[Extracted records start]

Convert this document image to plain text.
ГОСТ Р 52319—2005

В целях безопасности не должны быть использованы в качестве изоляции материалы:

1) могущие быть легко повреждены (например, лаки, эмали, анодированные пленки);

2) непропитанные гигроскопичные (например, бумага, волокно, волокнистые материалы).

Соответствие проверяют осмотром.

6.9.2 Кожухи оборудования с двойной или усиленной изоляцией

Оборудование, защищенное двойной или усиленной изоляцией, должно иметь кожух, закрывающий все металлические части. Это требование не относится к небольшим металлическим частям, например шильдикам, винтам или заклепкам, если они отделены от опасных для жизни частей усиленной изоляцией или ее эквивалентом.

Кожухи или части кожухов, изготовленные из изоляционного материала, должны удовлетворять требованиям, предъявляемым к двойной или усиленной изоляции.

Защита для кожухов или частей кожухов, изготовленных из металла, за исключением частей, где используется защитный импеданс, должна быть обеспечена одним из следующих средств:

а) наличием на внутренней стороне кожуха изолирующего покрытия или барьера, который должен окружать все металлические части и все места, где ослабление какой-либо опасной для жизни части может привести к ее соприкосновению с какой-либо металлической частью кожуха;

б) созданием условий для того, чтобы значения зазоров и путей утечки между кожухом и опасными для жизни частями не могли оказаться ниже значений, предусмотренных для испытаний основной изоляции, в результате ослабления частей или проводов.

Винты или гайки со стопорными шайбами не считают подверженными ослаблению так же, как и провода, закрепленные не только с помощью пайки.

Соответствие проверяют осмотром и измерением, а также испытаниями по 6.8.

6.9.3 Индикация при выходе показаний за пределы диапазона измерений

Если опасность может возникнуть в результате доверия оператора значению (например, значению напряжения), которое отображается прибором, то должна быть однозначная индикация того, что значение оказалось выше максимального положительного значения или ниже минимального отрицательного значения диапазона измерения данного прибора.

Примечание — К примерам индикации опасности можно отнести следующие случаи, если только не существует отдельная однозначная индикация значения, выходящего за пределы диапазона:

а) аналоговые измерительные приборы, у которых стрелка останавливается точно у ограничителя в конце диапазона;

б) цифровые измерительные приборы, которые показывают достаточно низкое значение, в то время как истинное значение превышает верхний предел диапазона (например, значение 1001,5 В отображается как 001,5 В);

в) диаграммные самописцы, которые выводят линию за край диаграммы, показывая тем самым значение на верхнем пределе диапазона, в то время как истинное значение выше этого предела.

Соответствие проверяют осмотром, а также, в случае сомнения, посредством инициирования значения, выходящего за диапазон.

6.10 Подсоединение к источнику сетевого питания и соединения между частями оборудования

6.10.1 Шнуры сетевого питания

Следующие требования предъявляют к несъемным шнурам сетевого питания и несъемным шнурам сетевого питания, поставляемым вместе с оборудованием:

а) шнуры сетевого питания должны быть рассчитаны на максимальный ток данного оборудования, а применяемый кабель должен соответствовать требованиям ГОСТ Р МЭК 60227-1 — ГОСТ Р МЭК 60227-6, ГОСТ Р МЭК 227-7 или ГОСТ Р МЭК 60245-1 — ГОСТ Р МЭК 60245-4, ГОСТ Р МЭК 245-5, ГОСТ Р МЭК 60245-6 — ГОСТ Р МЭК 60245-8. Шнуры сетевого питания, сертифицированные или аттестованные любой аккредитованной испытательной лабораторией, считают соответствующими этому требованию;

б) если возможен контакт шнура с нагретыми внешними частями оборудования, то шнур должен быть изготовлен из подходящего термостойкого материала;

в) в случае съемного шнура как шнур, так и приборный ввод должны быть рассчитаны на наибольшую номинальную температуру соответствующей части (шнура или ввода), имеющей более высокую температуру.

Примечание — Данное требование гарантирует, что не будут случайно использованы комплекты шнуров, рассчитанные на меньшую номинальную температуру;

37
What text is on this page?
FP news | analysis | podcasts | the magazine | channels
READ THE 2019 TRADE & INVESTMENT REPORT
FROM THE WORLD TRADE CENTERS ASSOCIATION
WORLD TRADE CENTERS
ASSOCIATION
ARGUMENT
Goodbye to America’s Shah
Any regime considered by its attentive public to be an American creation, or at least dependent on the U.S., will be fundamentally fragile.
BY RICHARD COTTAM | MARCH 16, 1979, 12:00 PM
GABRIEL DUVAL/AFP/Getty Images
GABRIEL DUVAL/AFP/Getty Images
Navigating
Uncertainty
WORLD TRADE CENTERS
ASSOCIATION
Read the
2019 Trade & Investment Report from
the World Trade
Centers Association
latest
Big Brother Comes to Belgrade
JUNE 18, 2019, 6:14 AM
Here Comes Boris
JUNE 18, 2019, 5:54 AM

[Extracted records end]

What the exercise asks: Repeat the preceding lines exactly, please, every one of them.

Task result:
Convert this document image to plain text.
ГОСТ Р 52319—2005

В целях безопасности не должны быть использованы в качестве изоляции материалы:

1) могущие быть легко повреждены (например, лаки, эмали, анодированные пленки);

2) непропитанные гигроскопичные (например, бумага, волокно, волокнистые материалы).

Соответствие проверяют осмотром.

6.9.2 Кожухи оборудования с двойной или усиленной изоляцией

Оборудование, защищенное двойной или усиленной изоляцией, должно иметь кожух, закрывающий все металлические части. Это требование не относится к небольшим металлическим частям, например шильдикам, винтам или заклепкам, если они отделены от опасных для жизни частей усиленной изоляцией или ее эквивалентом.

Кожухи или части кожухов, изготовленные из изоляционного материала, должны удовлетворять требованиям, предъявляемым к двойной или усиленной изоляции.

Защита для кожухов или частей кожухов, изготовленных из металла, за исключением частей, где используется защитный импеданс, должна быть обеспечена одним из следующих средств:

а) наличием на внутренней стороне кожуха изолирующего покрытия или барьера, который должен окружать все металлические части и все места, где ослабление какой-либо опасной для жизни части может привести к ее соприкосновению с какой-либо металлической частью кожуха;

б) созданием условий для того, чтобы значения зазоров и путей утечки между кожухом и опасными для жизни частями не могли оказаться ниже значений, предусмотренных для испытаний основной изоляции, в результате ослабления частей или проводов.

Винты или гайки со стопорными шайбами не считают подверженными ослаблению так же, как и провода, закрепленные не только с помощью пайки.

Соответствие проверяют осмотром и измерением, а также испытаниями по 6.8.

6.9.3 Индикация при выходе показаний за пределы диапазона измерений

Если опасность может возникнуть в результате доверия оператора значению (например, значению напряжения), которое отображается прибором, то должна быть однозначная индикация того, что значение оказалось выше максимального положительного значения или ниже минимального отрицательного значения диапазона измерения данного прибора.

Примечание — К примерам индикации опасности можно отнести следующие случаи, если только не существует отдельная однозначная индикация значения, выходящего за пределы диапазона:

а) аналоговые измерительные приборы, у которых стрелка останавливается точно у ограничителя в конце диапазона;

б) цифровые измерительные приборы, которые показывают достаточно низкое значение, в то время как истинное значение превышает верхний предел диапазона (например, значение 1001,5 В отображается как 001,5 В);

в) диаграммные самописцы, которые выводят линию за край диаграммы, показывая тем самым значение на верхнем пределе диапазона, в то время как истинное значение выше этого предела.

Соответствие проверяют осмотром, а также, в случае сомнения, посредством инициирования значения, выходящего за диапазон.

6.10 Подсоединение к источнику сетевого питания и соединения между частями оборудования

6.10.1 Шнуры сетевого питания

Следующие требования предъявляют к несъемным шнурам сетевого питания и несъемным шнурам сетевого питания, поставляемым вместе с оборудованием:

а) шнуры сетевого питания должны быть рассчитаны на максимальный ток данного оборудования, а применяемый кабель должен соответствовать требованиям ГОСТ Р МЭК 60227-1 — ГОСТ Р МЭК 60227-6, ГОСТ Р МЭК 227-7 или ГОСТ Р МЭК 60245-1 — ГОСТ Р МЭК 60245-4, ГОСТ Р МЭК 245-5, ГОСТ Р МЭК 60245-6 — ГОСТ Р МЭК 60245-8. Шнуры сетевого питания, сертифицированные или аттестованные любой аккредитованной испытательной лабораторией, считают соответствующими этому требованию;

б) если возможен контакт шнура с нагретыми внешними частями оборудования, то шнур должен быть изготовлен из подходящего термостойкого материала;

в) в случае съемного шнура как шнур, так и приборный ввод должны быть рассчитаны на наибольшую номинальную температуру соответствующей части (шнура или ввода), имеющей более высокую температуру.

Примечание — Данное требование гарантирует, что не будут случайно использованы комплекты шнуров, рассчитанные на меньшую номинальную температуру;

37
What text is on this page?
FP news | analysis | podcasts | the magazine | channels
READ THE 2019 TRADE & INVESTMENT REPORT
FROM THE WORLD TRADE CENTERS ASSOCIATION
WORLD TRADE CENTERS
ASSOCIATION
ARGUMENT
Goodbye to America’s Shah
Any regime considered by its attentive public to be an American creation, or at least dependent on the U.S., will be fundamentally fragile.
BY RICHARD COTTAM | MARCH 16, 1979, 12:00 PM
GABRIEL DUVAL/AFP/Getty Images
GABRIEL DUVAL/AFP/Getty Images
Navigating
Uncertainty
WORLD TRADE CENTERS
ASSOCIATION
Read the
2019 Trade & Investment Report from
the World Trade
Centers Association
latest
Big Brother Comes to Belgrade
JUNE 18, 2019, 6:14 AM
Here Comes Boris
JUNE 18, 2019, 5:54 AM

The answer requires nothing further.